TO DO →
Render the material again word for word, skipping the pictures in it.
**** SOURCE MATERIAL
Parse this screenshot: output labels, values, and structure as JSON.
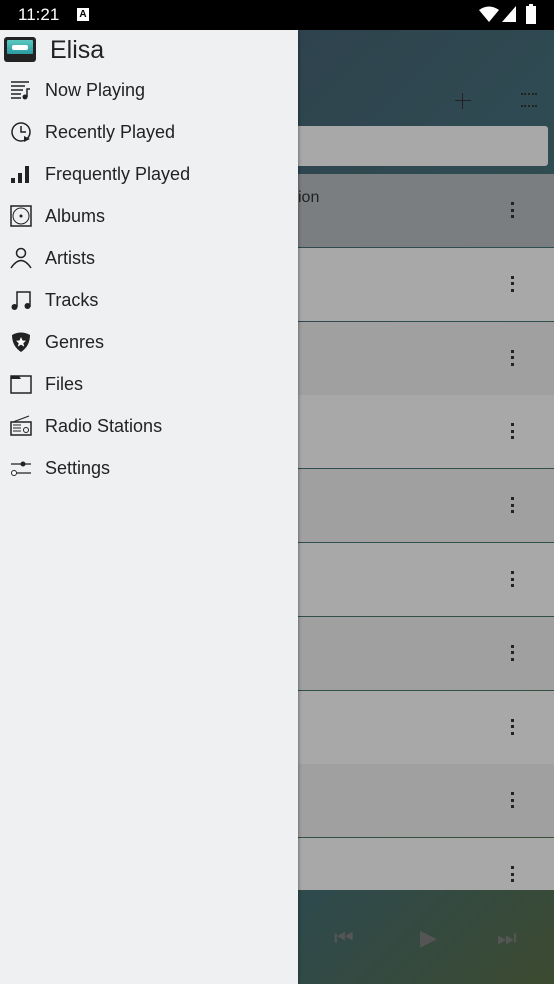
{
  "status_bar": {
    "time": "11:21",
    "notification_icon": "A"
  },
  "app": {
    "title": "Elisa"
  },
  "drawer": {
    "items": [
      {
        "label": "Now Playing",
        "icon": "now-playing-icon"
      },
      {
        "label": "Recently Played",
        "icon": "recent-icon"
      },
      {
        "label": "Frequently Played",
        "icon": "frequent-icon"
      },
      {
        "label": "Albums",
        "icon": "album-icon"
      },
      {
        "label": "Artists",
        "icon": "artist-icon"
      },
      {
        "label": "Tracks",
        "icon": "music-note-icon"
      },
      {
        "label": "Genres",
        "icon": "genre-icon"
      },
      {
        "label": "Files",
        "icon": "folder-icon"
      },
      {
        "label": "Radio Stations",
        "icon": "radio-icon"
      },
      {
        "label": "Settings",
        "icon": "settings-icon"
      }
    ]
  },
  "background": {
    "first_row_partial_text": "ion"
  }
}
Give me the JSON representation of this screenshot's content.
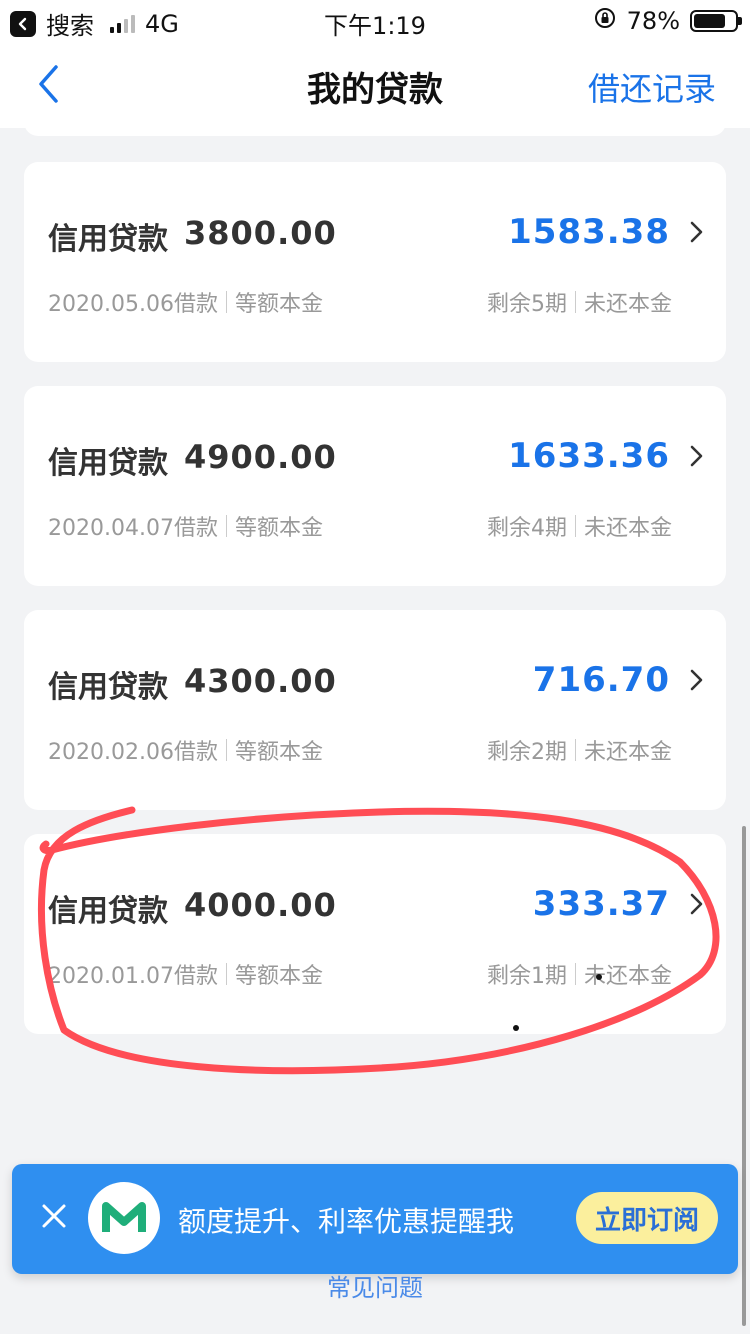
{
  "status_bar": {
    "back_app": "搜索",
    "network": "4G",
    "time": "下午1:19",
    "battery": "78%",
    "battery_level": 0.78
  },
  "nav": {
    "title": "我的贷款",
    "records": "借还记录"
  },
  "loans": [
    {
      "name": "信用贷款",
      "principal": "3800.00",
      "amount": "1583.38",
      "date": "2020.05.06借款",
      "method": "等额本金",
      "remaining": "剩余5期",
      "remaining_label": "未还本金"
    },
    {
      "name": "信用贷款",
      "principal": "4900.00",
      "amount": "1633.36",
      "date": "2020.04.07借款",
      "method": "等额本金",
      "remaining": "剩余4期",
      "remaining_label": "未还本金"
    },
    {
      "name": "信用贷款",
      "principal": "4300.00",
      "amount": "716.70",
      "date": "2020.02.06借款",
      "method": "等额本金",
      "remaining": "剩余2期",
      "remaining_label": "未还本金"
    },
    {
      "name": "信用贷款",
      "principal": "4000.00",
      "amount": "333.37",
      "date": "2020.01.07借款",
      "method": "等额本金",
      "remaining": "剩余1期",
      "remaining_label": "未还本金"
    }
  ],
  "promo": {
    "text": "额度提升、利率优惠提醒我",
    "button": "立即订阅"
  },
  "faq": "常见问题",
  "colors": {
    "accent": "#1a73e8",
    "banner": "#2f8ff0",
    "annotation": "#ff4d55"
  }
}
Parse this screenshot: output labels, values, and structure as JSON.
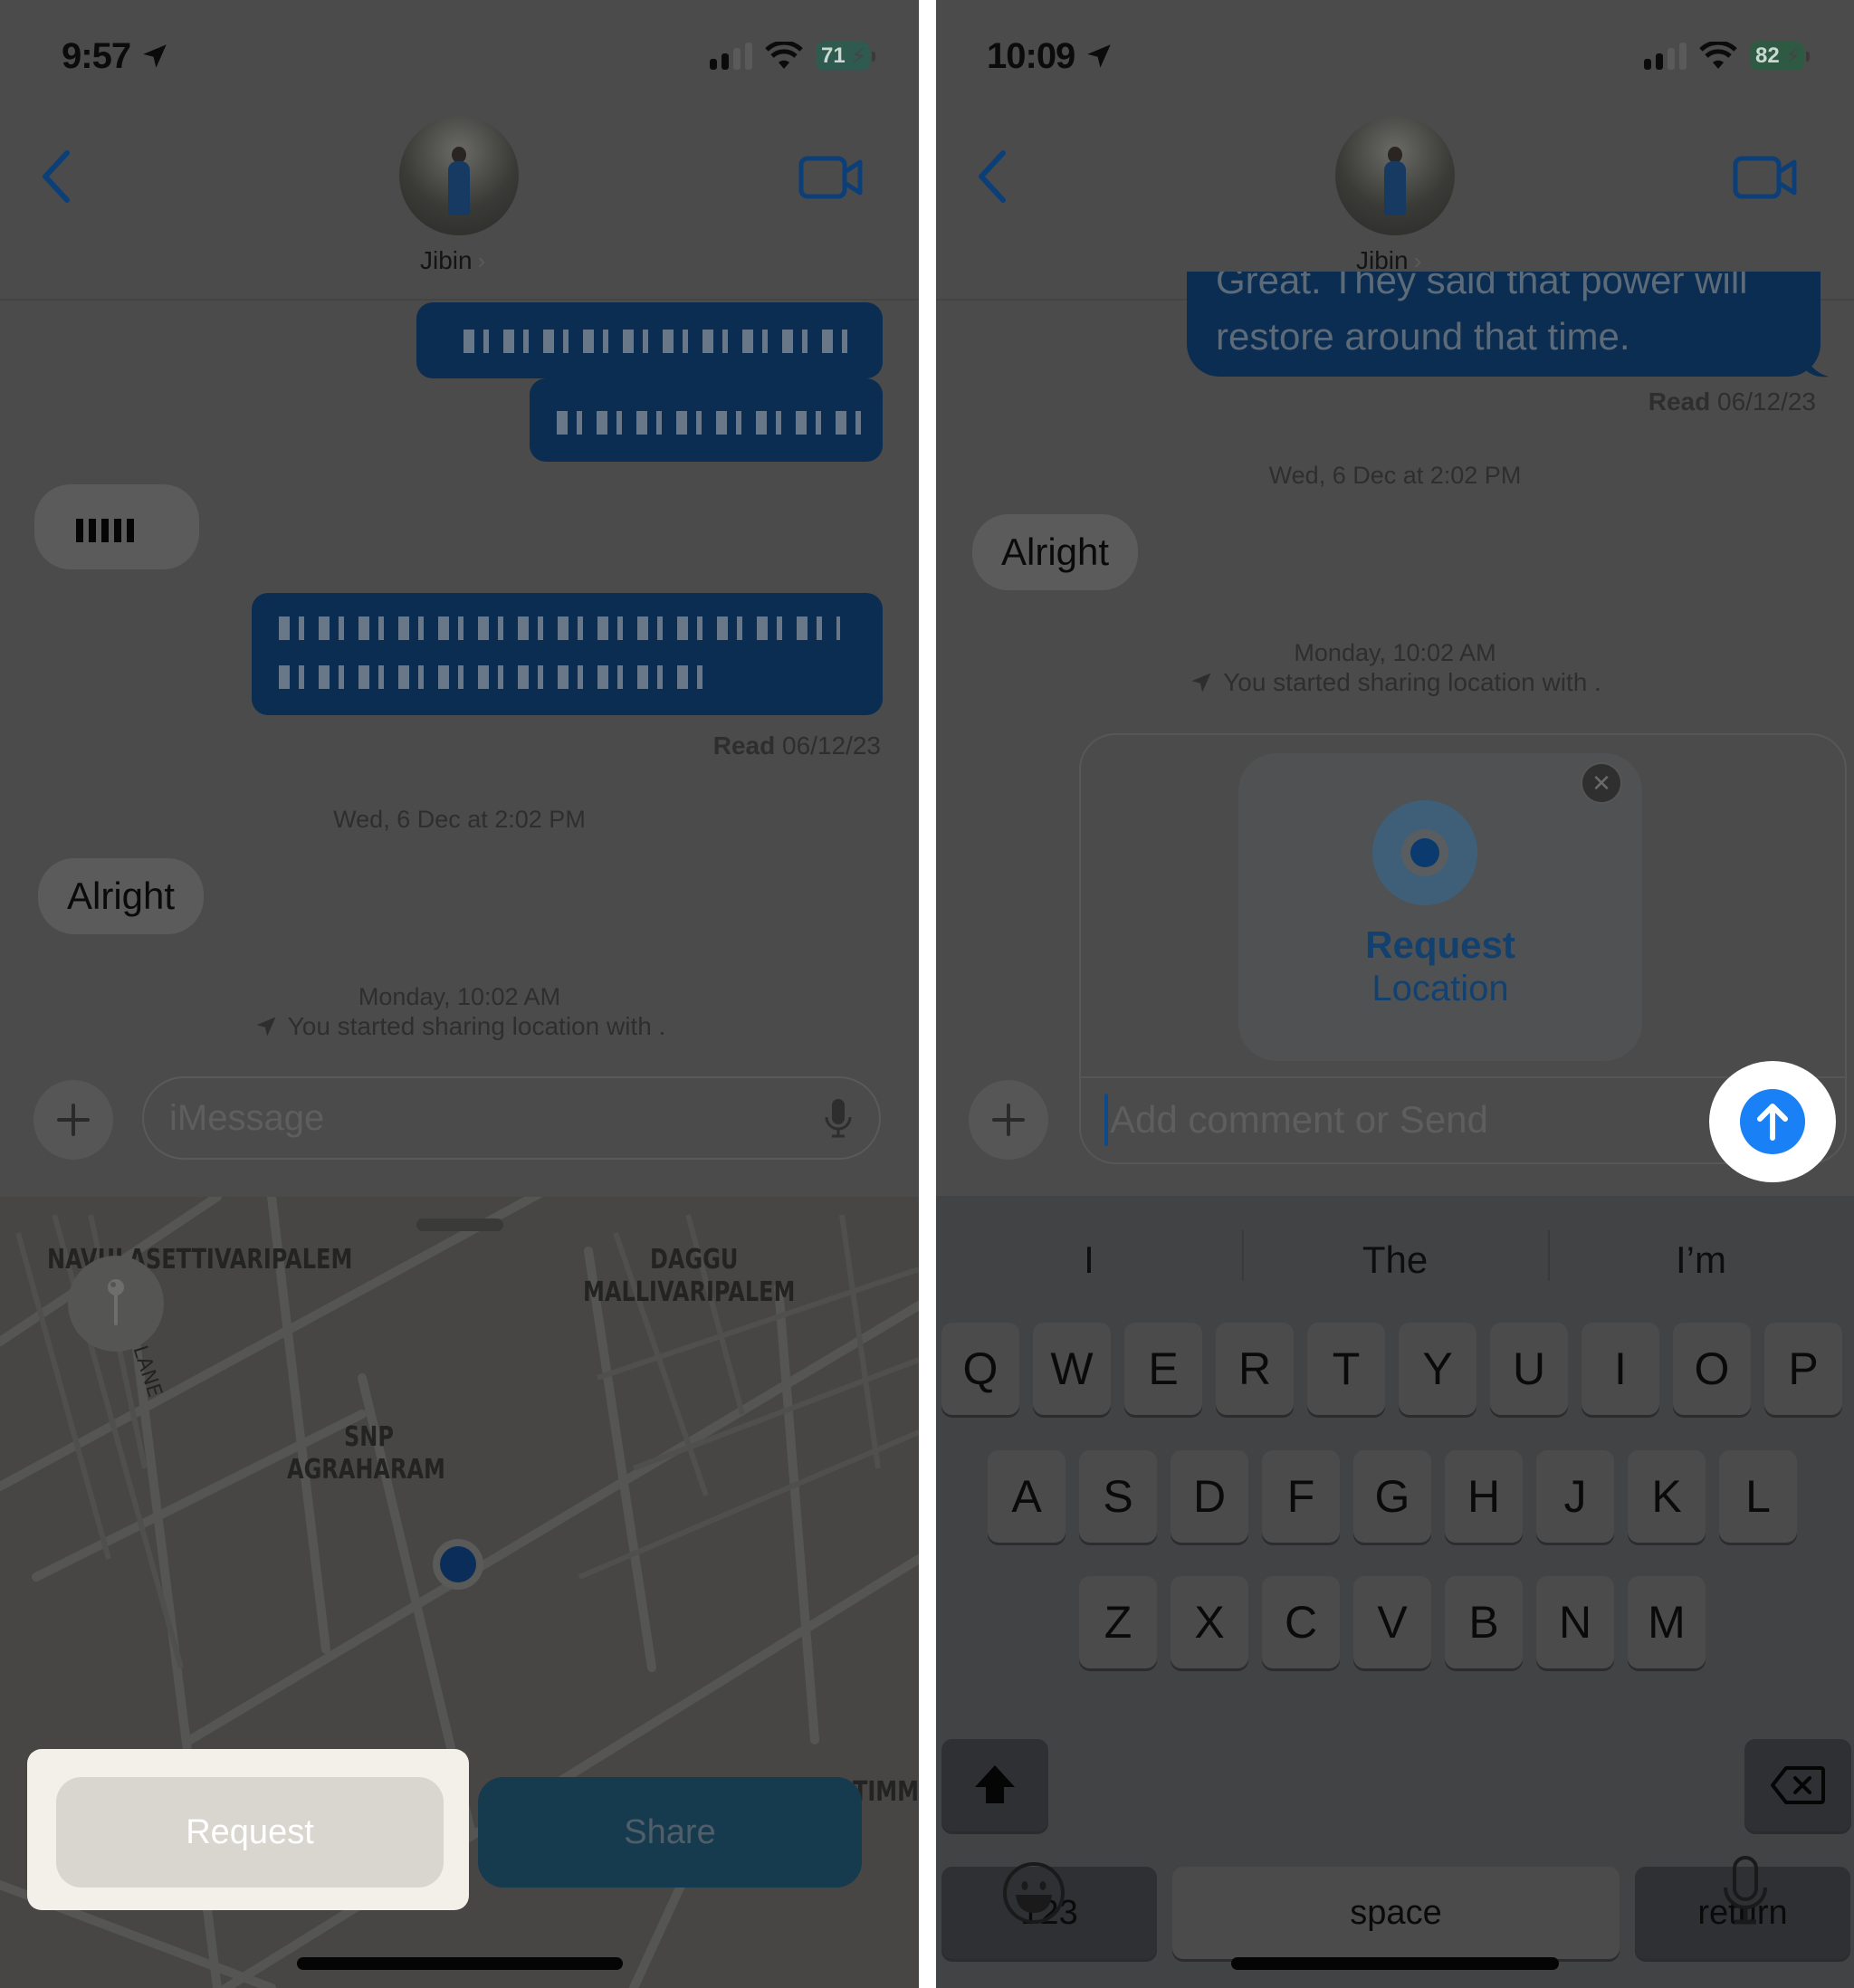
********
TASK SOLUTION →
Parse this screenshot: output labels, values, and structure as JSON.
{
  "status_bar": {
    "time": "11:21",
    "notification_icon": "A"
  },
  "app": {
    "title": "Elisa"
  },
  "drawer": {
    "items": [
      {
        "label": "Now Playing",
        "icon": "now-playing-icon"
      },
      {
        "label": "Recently Played",
        "icon": "recent-icon"
      },
      {
        "label": "Frequently Played",
        "icon": "frequent-icon"
      },
      {
        "label": "Albums",
        "icon": "album-icon"
      },
      {
        "label": "Artists",
        "icon": "artist-icon"
      },
      {
        "label": "Tracks",
        "icon": "music-note-icon"
      },
      {
        "label": "Genres",
        "icon": "genre-icon"
      },
      {
        "label": "Files",
        "icon": "folder-icon"
      },
      {
        "label": "Radio Stations",
        "icon": "radio-icon"
      },
      {
        "label": "Settings",
        "icon": "settings-icon"
      }
    ]
  },
  "background": {
    "first_row_partial_text": "ion"
  }
}
Give me the JSON representation of this screenshot's content.
{
  "status_bar": {
    "back_app": "搜索",
    "network": "4G",
    "time": "下午1:19",
    "battery": "78%",
    "battery_level": 0.78
  },
  "nav": {
    "title": "我的贷款",
    "records": "借还记录"
  },
  "loans": [
    {
      "name": "信用贷款",
      "principal": "3800.00",
      "amount": "1583.38",
      "date": "2020.05.06借款",
      "method": "等额本金",
      "remaining": "剩余5期",
      "remaining_label": "未还本金"
    },
    {
      "name": "信用贷款",
      "principal": "4900.00",
      "amount": "1633.36",
      "date": "2020.04.07借款",
      "method": "等额本金",
      "remaining": "剩余4期",
      "remaining_label": "未还本金"
    },
    {
      "name": "信用贷款",
      "principal": "4300.00",
      "amount": "716.70",
      "date": "2020.02.06借款",
      "method": "等额本金",
      "remaining": "剩余2期",
      "remaining_label": "未还本金"
    },
    {
      "name": "信用贷款",
      "principal": "4000.00",
      "amount": "333.37",
      "date": "2020.01.07借款",
      "method": "等额本金",
      "remaining": "剩余1期",
      "remaining_label": "未还本金"
    }
  ],
  "promo": {
    "text": "额度提升、利率优惠提醒我",
    "button": "立即订阅"
  },
  "faq": "常见问题",
  "colors": {
    "accent": "#1a73e8",
    "banner": "#2f8ff0",
    "annotation": "#ff4d55"
  }
}
Parse this screenshot: output labels, values, and structure as JSON.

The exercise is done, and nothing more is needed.